## BEGIN RAW DATA

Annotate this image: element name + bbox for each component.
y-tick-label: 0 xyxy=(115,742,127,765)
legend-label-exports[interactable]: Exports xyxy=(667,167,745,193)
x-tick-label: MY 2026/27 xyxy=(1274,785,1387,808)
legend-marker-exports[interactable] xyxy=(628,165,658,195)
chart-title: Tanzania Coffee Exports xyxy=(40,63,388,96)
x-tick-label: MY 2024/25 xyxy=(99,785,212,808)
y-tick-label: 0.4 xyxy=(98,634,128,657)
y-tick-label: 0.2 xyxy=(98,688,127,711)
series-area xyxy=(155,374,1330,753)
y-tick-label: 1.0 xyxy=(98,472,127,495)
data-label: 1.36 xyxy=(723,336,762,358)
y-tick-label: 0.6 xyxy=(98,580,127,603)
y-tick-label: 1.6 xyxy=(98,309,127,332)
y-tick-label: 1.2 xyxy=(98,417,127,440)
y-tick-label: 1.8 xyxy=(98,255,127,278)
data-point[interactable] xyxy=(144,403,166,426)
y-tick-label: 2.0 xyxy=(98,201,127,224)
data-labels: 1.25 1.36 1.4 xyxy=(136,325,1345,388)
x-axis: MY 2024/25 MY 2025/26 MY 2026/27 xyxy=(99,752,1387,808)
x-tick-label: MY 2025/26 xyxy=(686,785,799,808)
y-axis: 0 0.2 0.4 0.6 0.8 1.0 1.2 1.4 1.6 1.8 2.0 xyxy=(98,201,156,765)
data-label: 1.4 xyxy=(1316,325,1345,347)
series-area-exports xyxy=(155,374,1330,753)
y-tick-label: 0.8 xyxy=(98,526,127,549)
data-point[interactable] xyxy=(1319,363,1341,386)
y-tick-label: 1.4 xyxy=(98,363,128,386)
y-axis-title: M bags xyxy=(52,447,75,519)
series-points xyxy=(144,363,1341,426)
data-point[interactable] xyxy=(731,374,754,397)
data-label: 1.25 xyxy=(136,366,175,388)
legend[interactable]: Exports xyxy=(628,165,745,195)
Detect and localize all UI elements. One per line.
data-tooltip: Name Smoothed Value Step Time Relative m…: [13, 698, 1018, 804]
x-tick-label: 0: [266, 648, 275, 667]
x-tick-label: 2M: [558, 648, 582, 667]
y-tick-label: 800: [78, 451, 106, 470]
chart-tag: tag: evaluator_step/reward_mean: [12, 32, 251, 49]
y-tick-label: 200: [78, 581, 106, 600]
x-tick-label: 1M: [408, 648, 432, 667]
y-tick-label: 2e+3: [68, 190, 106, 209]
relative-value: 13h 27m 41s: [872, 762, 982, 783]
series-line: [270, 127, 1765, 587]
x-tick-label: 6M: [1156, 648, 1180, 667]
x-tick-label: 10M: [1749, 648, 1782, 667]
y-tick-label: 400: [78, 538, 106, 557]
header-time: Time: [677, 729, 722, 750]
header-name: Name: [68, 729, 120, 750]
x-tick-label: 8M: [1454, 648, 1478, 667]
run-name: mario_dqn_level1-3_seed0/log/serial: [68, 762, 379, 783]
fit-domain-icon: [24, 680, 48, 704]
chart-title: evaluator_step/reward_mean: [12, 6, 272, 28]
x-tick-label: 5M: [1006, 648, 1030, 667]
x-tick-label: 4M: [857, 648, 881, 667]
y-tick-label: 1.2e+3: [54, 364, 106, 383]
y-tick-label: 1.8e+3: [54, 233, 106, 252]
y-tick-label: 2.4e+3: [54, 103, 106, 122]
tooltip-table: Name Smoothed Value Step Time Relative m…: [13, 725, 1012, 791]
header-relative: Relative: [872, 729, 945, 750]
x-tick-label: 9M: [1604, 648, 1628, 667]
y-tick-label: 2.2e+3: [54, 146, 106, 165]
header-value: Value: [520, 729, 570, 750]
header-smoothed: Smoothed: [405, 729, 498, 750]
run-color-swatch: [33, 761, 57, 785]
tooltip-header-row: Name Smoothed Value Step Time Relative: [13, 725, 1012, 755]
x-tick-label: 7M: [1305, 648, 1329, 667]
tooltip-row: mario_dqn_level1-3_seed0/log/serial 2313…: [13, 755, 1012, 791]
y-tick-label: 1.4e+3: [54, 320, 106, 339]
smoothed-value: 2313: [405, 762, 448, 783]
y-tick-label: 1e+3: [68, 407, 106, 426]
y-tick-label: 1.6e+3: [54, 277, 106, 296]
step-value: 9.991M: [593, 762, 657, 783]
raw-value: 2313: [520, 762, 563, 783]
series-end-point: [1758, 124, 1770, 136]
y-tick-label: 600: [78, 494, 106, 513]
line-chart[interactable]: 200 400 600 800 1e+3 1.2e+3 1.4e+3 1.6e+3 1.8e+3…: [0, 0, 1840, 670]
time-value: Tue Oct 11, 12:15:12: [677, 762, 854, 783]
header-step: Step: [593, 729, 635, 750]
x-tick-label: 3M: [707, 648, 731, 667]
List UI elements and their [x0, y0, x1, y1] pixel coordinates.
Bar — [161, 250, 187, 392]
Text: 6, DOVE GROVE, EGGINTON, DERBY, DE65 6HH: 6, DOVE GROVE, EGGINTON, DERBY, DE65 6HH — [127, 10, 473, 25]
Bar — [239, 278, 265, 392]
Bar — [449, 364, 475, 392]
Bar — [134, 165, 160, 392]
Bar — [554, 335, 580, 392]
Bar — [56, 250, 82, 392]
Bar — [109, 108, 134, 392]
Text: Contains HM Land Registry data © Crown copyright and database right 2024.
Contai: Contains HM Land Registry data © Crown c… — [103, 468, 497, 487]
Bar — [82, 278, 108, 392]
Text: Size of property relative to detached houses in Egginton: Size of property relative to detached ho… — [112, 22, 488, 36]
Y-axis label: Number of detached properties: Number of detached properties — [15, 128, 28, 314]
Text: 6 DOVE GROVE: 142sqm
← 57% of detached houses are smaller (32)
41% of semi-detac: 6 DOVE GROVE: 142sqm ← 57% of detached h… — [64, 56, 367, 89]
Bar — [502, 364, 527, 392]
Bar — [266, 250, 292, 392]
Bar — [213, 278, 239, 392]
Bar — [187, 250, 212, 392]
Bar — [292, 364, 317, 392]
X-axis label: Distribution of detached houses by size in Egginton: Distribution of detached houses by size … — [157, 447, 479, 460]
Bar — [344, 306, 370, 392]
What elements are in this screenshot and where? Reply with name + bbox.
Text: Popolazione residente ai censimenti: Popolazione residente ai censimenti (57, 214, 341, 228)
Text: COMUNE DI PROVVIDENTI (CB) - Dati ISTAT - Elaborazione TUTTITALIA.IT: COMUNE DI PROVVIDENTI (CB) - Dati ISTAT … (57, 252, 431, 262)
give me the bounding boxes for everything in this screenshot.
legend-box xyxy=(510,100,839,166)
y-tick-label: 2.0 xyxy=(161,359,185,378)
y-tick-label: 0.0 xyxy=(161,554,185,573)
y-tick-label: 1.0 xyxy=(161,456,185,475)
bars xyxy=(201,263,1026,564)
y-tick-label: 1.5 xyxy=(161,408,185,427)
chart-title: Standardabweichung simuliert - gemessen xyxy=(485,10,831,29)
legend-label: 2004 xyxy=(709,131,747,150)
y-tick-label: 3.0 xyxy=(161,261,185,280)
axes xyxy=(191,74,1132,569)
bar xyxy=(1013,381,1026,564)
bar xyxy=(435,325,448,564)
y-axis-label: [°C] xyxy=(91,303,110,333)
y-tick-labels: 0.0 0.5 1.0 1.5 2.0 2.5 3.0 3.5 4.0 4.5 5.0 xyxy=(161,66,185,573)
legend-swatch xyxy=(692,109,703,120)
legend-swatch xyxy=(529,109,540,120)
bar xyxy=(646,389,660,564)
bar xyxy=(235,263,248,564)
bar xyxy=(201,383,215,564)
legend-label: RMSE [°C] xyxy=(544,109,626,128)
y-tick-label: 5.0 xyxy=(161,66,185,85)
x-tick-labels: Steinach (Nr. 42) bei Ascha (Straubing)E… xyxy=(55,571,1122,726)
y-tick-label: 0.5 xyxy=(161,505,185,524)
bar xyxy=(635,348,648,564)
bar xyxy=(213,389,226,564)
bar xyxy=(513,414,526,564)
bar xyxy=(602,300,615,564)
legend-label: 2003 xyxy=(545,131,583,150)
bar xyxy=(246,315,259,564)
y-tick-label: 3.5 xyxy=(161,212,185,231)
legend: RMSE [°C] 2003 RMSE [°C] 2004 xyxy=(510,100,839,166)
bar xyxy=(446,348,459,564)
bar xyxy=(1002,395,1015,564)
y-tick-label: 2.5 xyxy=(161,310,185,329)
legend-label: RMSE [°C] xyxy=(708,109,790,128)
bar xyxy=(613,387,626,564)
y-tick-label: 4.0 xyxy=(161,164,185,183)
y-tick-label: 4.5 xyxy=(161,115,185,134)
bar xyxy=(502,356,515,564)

## END RAW DATA

### GIVEN PROBLEM:
Copy the lines word for word, starting with the first line of the records and going on through the line that contains "y-tick-label: 1.0 xyxy=(98,472,127,495)".

### IN RESPONSE:
Annotate this image: element name + bbox for each component.
y-tick-label: 0 xyxy=(115,742,127,765)
legend-label-exports[interactable]: Exports xyxy=(667,167,745,193)
x-tick-label: MY 2026/27 xyxy=(1274,785,1387,808)
legend-marker-exports[interactable] xyxy=(628,165,658,195)
chart-title: Tanzania Coffee Exports xyxy=(40,63,388,96)
x-tick-label: MY 2024/25 xyxy=(99,785,212,808)
y-tick-label: 0.4 xyxy=(98,634,128,657)
y-tick-label: 0.2 xyxy=(98,688,127,711)
series-area xyxy=(155,374,1330,753)
y-tick-label: 1.0 xyxy=(98,472,127,495)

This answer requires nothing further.